## What the task asks
Repeat the whole listing exactly as written.
━━━━━━━━━━━━━━━━━━━━━━━━━━━━━━
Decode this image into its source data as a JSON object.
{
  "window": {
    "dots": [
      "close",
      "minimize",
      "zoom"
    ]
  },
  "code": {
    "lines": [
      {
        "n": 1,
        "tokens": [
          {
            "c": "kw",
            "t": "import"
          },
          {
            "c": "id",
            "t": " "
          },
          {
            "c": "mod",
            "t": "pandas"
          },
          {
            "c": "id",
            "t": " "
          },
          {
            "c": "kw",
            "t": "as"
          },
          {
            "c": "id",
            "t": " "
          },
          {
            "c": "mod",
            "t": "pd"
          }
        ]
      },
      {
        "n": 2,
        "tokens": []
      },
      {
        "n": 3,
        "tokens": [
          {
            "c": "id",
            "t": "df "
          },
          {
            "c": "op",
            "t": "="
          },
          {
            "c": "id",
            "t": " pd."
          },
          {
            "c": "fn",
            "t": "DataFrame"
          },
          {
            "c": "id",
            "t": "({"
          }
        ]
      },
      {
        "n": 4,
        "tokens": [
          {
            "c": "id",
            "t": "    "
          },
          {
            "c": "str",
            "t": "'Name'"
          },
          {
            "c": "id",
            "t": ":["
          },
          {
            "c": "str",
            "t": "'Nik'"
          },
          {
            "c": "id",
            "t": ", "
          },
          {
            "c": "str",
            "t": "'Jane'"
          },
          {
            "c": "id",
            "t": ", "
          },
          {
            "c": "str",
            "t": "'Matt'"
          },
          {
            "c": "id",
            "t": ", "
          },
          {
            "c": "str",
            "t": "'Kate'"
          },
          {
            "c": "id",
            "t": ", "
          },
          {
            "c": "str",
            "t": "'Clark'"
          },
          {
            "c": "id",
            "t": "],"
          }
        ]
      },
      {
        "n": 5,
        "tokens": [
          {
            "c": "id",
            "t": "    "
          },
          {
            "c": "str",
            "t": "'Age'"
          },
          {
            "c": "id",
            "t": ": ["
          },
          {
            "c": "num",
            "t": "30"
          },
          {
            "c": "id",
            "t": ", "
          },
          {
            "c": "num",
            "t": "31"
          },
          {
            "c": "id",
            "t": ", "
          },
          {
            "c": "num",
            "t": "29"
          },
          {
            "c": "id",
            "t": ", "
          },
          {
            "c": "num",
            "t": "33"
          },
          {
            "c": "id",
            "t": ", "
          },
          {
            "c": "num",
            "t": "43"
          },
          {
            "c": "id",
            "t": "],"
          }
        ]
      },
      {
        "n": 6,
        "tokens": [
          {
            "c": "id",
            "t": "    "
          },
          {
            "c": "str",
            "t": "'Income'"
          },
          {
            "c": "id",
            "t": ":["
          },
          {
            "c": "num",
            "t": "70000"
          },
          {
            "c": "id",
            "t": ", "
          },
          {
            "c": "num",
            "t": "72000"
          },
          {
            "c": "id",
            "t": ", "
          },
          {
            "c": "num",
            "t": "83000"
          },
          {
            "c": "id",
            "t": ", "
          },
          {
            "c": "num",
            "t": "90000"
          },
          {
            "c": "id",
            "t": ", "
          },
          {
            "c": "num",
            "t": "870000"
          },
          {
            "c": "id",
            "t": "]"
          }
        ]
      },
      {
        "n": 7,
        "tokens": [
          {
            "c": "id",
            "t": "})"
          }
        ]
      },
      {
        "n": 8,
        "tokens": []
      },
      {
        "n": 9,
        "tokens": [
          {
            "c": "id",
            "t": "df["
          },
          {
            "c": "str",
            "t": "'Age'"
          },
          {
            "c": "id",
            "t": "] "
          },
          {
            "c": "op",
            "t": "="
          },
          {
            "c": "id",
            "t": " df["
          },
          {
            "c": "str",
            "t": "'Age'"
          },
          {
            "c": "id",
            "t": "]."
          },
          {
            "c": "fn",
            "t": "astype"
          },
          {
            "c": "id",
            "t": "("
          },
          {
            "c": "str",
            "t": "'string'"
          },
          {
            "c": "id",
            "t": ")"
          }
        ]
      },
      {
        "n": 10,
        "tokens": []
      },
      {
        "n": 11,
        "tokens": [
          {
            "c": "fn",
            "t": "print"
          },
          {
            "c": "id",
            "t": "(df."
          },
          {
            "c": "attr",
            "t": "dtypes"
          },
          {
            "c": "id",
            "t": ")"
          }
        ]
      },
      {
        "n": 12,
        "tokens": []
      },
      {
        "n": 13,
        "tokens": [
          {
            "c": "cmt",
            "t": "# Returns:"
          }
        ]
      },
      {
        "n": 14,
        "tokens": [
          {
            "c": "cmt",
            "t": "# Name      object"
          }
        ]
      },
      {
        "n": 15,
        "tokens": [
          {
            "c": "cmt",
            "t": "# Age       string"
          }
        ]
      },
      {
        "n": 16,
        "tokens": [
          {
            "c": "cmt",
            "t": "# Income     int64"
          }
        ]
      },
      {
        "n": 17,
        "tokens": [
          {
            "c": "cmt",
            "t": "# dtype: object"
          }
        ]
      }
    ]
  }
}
━━━━━━━━━━━━━━━━━━━━━━━━━━━━━━
## The result
Decode this image into its source data as a JSON object.
{
  "window": {
    "dots": [
      "close",
      "minimize",
      "zoom"
    ]
  },
  "code": {
    "lines": [
      {
        "n": 1,
        "tokens": [
          {
            "c": "kw",
            "t": "import"
          },
          {
            "c": "id",
            "t": " "
          },
          {
            "c": "mod",
            "t": "pandas"
          },
          {
            "c": "id",
            "t": " "
          },
          {
            "c": "kw",
            "t": "as"
          },
          {
            "c": "id",
            "t": " "
          },
          {
            "c": "mod",
            "t": "pd"
          }
        ]
      },
      {
        "n": 2,
        "tokens": []
      },
      {
        "n": 3,
        "tokens": [
          {
            "c": "id",
            "t": "df "
          },
          {
            "c": "op",
            "t": "="
          },
          {
            "c": "id",
            "t": " pd."
          },
          {
            "c": "fn",
            "t": "DataFrame"
          },
          {
            "c": "id",
            "t": "({"
          }
        ]
      },
      {
        "n": 4,
        "tokens": [
          {
            "c": "id",
            "t": "    "
          },
          {
            "c": "str",
            "t": "'Name'"
          },
          {
            "c": "id",
            "t": ":["
          },
          {
            "c": "str",
            "t": "'Nik'"
          },
          {
            "c": "id",
            "t": ", "
          },
          {
            "c": "str",
            "t": "'Jane'"
          },
          {
            "c": "id",
            "t": ", "
          },
          {
            "c": "str",
            "t": "'Matt'"
          },
          {
            "c": "id",
            "t": ", "
          },
          {
            "c": "str",
            "t": "'Kate'"
          },
          {
            "c": "id",
            "t": ", "
          },
          {
            "c": "str",
            "t": "'Clark'"
          },
          {
            "c": "id",
            "t": "],"
          }
        ]
      },
      {
        "n": 5,
        "tokens": [
          {
            "c": "id",
            "t": "    "
          },
          {
            "c": "str",
            "t": "'Age'"
          },
          {
            "c": "id",
            "t": ": ["
          },
          {
            "c": "num",
            "t": "30"
          },
          {
            "c": "id",
            "t": ", "
          },
          {
            "c": "num",
            "t": "31"
          },
          {
            "c": "id",
            "t": ", "
          },
          {
            "c": "num",
            "t": "29"
          },
          {
            "c": "id",
            "t": ", "
          },
          {
            "c": "num",
            "t": "33"
          },
          {
            "c": "id",
            "t": ", "
          },
          {
            "c": "num",
            "t": "43"
          },
          {
            "c": "id",
            "t": "],"
          }
        ]
      },
      {
        "n": 6,
        "tokens": [
          {
            "c": "id",
            "t": "    "
          },
          {
            "c": "str",
            "t": "'Income'"
          },
          {
            "c": "id",
            "t": ":["
          },
          {
            "c": "num",
            "t": "70000"
          },
          {
            "c": "id",
            "t": ", "
          },
          {
            "c": "num",
            "t": "72000"
          },
          {
            "c": "id",
            "t": ", "
          },
          {
            "c": "num",
            "t": "83000"
          },
          {
            "c": "id",
            "t": ", "
          },
          {
            "c": "num",
            "t": "90000"
          },
          {
            "c": "id",
            "t": ", "
          },
          {
            "c": "num",
            "t": "870000"
          },
          {
            "c": "id",
            "t": "]"
          }
        ]
      },
      {
        "n": 7,
        "tokens": [
          {
            "c": "id",
            "t": "})"
          }
        ]
      },
      {
        "n": 8,
        "tokens": []
      },
      {
        "n": 9,
        "tokens": [
          {
            "c": "id",
            "t": "df["
          },
          {
            "c": "str",
            "t": "'Age'"
          },
          {
            "c": "id",
            "t": "] "
          },
          {
            "c": "op",
            "t": "="
          },
          {
            "c": "id",
            "t": " df["
          },
          {
            "c": "str",
            "t": "'Age'"
          },
          {
            "c": "id",
            "t": "]."
          },
          {
            "c": "fn",
            "t": "astype"
          },
          {
            "c": "id",
            "t": "("
          },
          {
            "c": "str",
            "t": "'string'"
          },
          {
            "c": "id",
            "t": ")"
          }
        ]
      },
      {
        "n": 10,
        "tokens": []
      },
      {
        "n": 11,
        "tokens": [
          {
            "c": "fn",
            "t": "print"
          },
          {
            "c": "id",
            "t": "(df."
          },
          {
            "c": "attr",
            "t": "dtypes"
          },
          {
            "c": "id",
            "t": ")"
          }
        ]
      },
      {
        "n": 12,
        "tokens": []
      },
      {
        "n": 13,
        "tokens": [
          {
            "c": "cmt",
            "t": "# Returns:"
          }
        ]
      },
      {
        "n": 14,
        "tokens": [
          {
            "c": "cmt",
            "t": "# Name      object"
          }
        ]
      },
      {
        "n": 15,
        "tokens": [
          {
            "c": "cmt",
            "t": "# Age       string"
          }
        ]
      },
      {
        "n": 16,
        "tokens": [
          {
            "c": "cmt",
            "t": "# Income     int64"
          }
        ]
      },
      {
        "n": 17,
        "tokens": [
          {
            "c": "cmt",
            "t": "# dtype: object"
          }
        ]
      }
    ]
  }
}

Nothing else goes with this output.